REQUIREMENT: Gather every line of the entries that includes the word "structured".

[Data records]
☆ ☆ ☆ ☆ ☆
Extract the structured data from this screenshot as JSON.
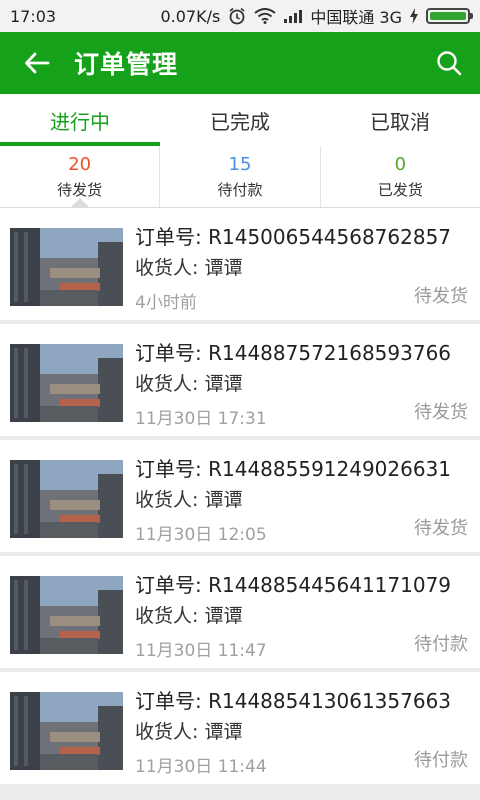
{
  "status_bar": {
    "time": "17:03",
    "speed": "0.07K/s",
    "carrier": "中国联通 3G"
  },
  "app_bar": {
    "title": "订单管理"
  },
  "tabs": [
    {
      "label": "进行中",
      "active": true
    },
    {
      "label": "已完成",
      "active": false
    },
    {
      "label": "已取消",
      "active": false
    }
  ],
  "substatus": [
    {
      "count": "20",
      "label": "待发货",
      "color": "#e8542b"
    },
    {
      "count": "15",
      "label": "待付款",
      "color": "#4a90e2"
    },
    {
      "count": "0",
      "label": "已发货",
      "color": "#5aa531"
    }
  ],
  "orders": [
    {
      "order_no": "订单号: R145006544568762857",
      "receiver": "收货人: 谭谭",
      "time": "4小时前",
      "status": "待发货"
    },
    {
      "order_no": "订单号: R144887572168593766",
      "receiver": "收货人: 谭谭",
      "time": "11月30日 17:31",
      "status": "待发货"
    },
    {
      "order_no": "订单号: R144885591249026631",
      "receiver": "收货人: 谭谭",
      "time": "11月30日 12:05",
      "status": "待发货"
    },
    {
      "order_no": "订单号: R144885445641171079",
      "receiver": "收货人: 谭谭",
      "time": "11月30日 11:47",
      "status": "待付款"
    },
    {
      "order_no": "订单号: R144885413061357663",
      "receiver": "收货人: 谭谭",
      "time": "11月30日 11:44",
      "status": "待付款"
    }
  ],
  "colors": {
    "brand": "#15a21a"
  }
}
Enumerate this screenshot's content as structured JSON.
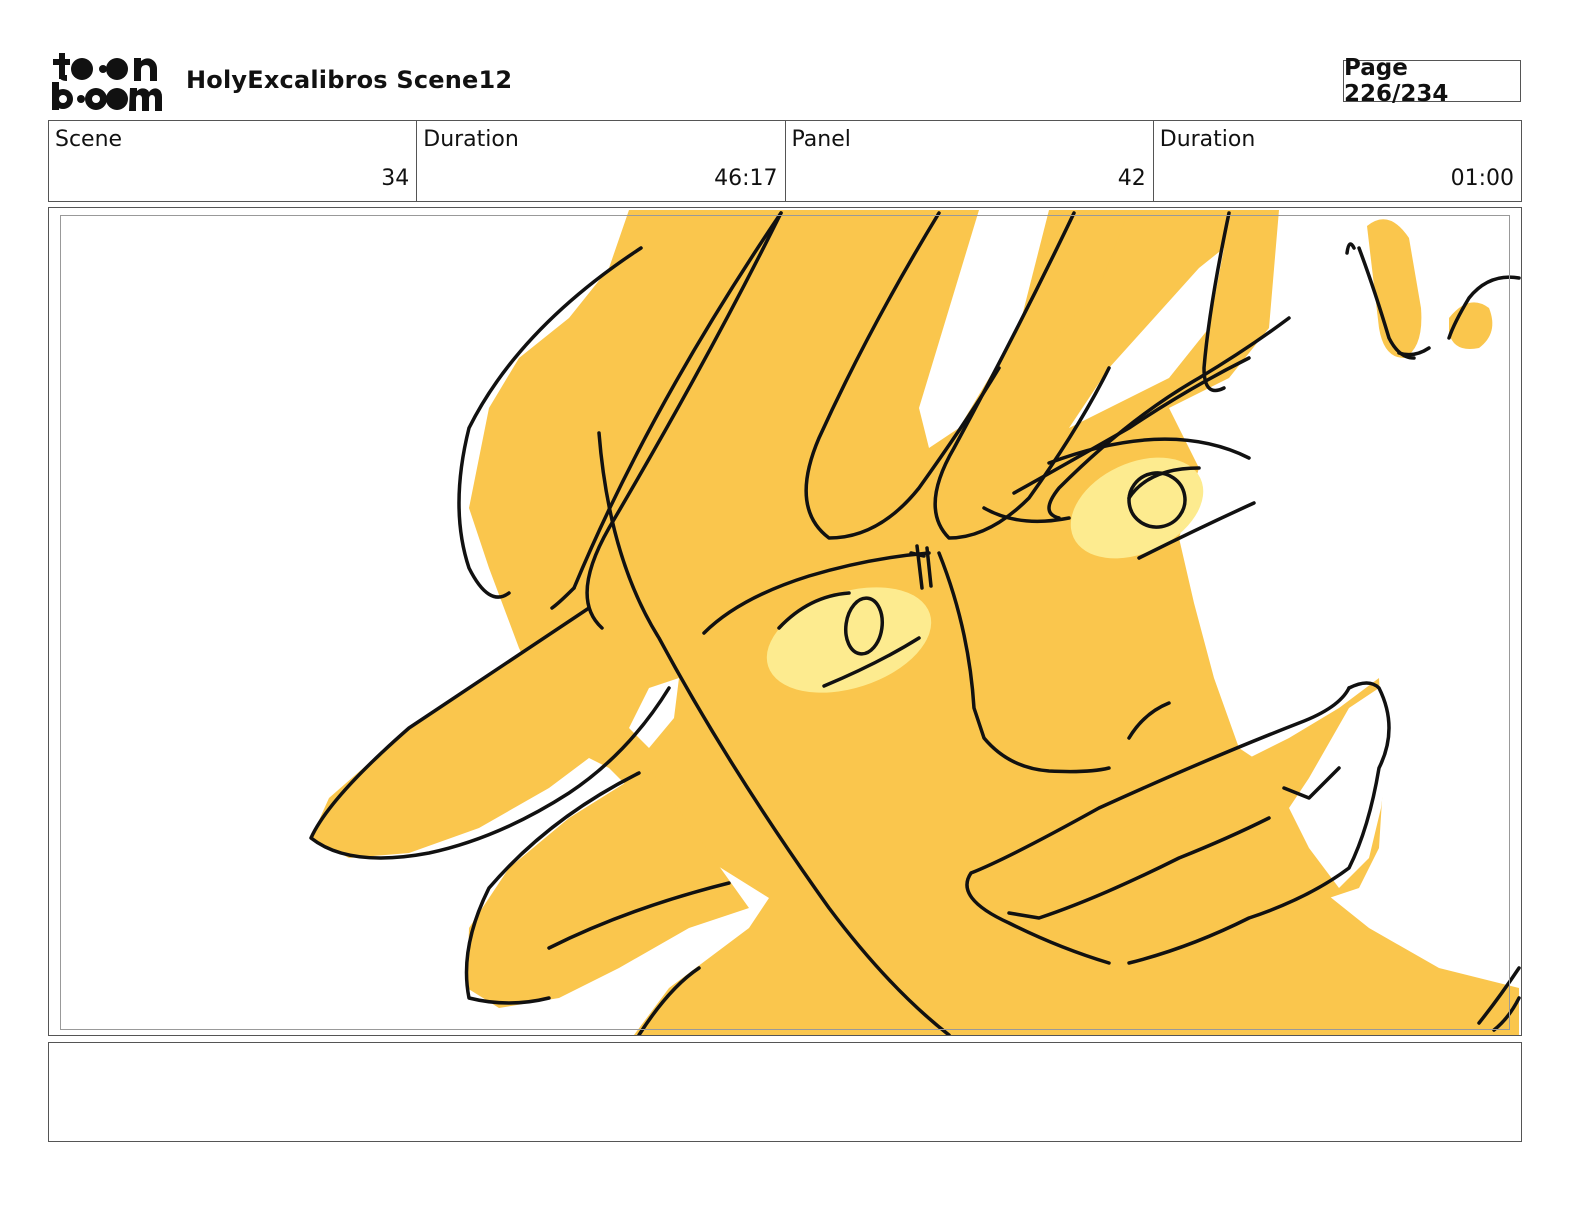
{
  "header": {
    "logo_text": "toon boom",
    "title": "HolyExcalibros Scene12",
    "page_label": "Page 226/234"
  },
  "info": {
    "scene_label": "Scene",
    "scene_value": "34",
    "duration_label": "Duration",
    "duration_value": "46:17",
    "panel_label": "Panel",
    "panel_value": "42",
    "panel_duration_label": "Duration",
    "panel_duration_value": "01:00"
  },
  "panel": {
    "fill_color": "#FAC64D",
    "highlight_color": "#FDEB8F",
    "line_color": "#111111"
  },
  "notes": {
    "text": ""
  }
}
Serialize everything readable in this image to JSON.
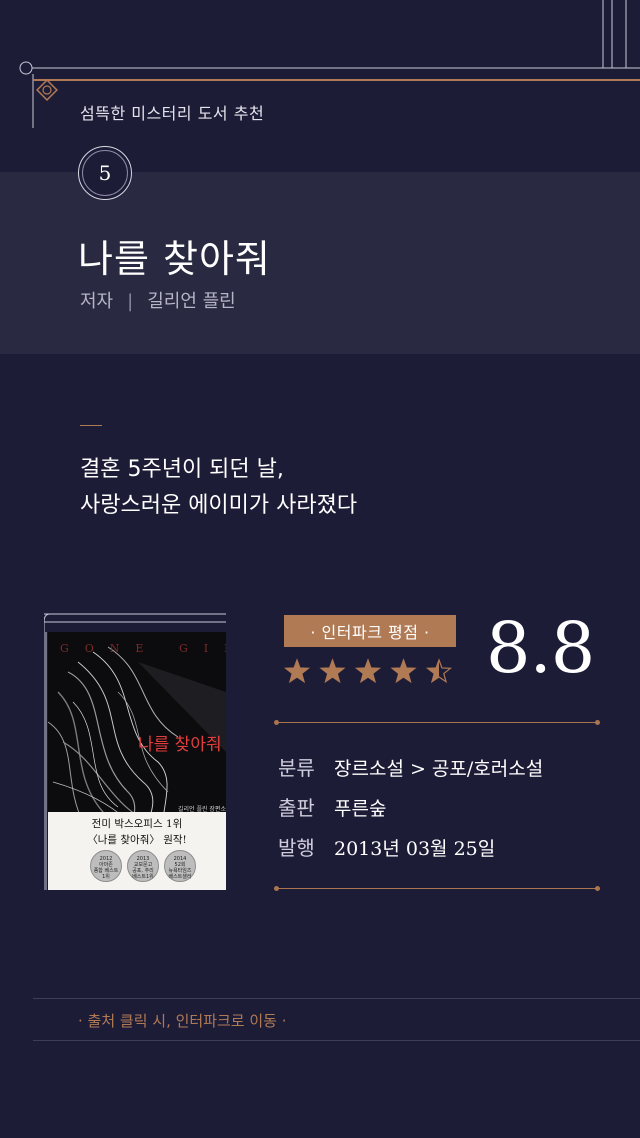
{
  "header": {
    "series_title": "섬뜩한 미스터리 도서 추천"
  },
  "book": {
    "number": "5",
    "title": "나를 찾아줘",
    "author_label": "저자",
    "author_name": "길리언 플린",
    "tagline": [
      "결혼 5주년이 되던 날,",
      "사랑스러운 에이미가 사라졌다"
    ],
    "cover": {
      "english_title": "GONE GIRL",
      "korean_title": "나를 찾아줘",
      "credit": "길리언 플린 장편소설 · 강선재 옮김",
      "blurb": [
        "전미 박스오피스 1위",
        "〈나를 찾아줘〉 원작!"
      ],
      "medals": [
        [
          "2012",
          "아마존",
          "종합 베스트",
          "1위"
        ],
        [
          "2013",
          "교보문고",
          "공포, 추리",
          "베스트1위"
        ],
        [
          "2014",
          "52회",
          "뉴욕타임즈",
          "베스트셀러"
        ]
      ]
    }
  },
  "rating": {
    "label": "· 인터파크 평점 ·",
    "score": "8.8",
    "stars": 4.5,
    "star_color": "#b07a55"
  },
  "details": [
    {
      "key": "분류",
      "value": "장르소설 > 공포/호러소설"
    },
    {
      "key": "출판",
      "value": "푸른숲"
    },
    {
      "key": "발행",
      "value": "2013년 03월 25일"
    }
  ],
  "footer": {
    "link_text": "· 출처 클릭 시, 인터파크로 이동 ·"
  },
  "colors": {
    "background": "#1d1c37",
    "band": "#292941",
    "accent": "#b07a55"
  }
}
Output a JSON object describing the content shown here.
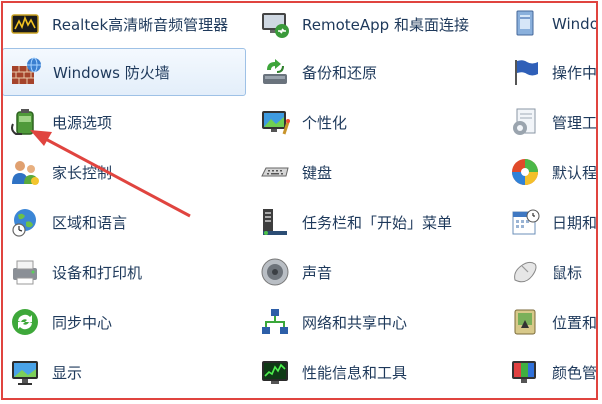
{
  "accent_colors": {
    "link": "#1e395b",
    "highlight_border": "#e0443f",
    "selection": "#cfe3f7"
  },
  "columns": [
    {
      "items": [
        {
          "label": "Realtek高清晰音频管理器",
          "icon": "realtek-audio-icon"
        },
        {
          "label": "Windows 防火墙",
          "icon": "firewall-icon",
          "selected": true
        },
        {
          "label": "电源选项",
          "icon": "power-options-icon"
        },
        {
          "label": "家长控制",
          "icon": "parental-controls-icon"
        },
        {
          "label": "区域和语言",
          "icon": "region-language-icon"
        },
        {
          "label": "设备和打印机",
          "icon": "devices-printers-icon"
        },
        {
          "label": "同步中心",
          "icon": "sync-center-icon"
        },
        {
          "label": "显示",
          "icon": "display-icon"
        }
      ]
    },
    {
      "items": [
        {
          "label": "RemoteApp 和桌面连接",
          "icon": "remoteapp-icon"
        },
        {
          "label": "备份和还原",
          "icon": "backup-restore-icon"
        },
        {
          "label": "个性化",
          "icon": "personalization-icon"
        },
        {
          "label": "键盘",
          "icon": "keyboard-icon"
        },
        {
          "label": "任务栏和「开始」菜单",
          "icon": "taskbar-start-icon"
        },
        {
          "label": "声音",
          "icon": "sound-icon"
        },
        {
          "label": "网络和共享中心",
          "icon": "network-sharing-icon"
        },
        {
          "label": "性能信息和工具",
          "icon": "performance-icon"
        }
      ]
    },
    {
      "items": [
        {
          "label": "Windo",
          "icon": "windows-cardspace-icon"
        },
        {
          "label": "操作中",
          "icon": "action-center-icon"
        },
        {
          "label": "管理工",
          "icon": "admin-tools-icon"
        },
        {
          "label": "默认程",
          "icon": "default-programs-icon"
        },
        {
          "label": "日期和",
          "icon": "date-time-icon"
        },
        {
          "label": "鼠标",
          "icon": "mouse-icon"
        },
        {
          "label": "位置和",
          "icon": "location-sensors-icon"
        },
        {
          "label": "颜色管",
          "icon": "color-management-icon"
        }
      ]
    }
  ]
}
☆ ☆ ☆ ☆ ☆
EXERCISE SOLUTION:
Extract the structured data from this screenshot as JSON.
Enumerate this screenshot's content as structured JSON.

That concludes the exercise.